TO DO: Your task is to locate every line holding the string "have" and to copy each of them.
** START RECORDS **
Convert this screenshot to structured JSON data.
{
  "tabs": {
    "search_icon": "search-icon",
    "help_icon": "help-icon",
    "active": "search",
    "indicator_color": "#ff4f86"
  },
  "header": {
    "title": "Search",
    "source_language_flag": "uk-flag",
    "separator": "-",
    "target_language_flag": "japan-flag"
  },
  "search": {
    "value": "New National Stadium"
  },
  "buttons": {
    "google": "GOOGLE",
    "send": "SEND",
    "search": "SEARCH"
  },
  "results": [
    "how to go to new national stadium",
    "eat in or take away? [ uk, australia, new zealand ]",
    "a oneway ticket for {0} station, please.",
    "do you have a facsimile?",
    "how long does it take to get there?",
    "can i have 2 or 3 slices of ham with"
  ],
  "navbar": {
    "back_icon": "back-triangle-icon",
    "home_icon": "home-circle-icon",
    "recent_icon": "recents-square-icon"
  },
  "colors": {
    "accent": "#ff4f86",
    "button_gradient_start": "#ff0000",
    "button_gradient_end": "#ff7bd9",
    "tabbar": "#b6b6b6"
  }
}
** END RECORDS **
THE OUTPUT:
    "do you have a facsimile?",
    "can i have 2 or 3 slices of ham with"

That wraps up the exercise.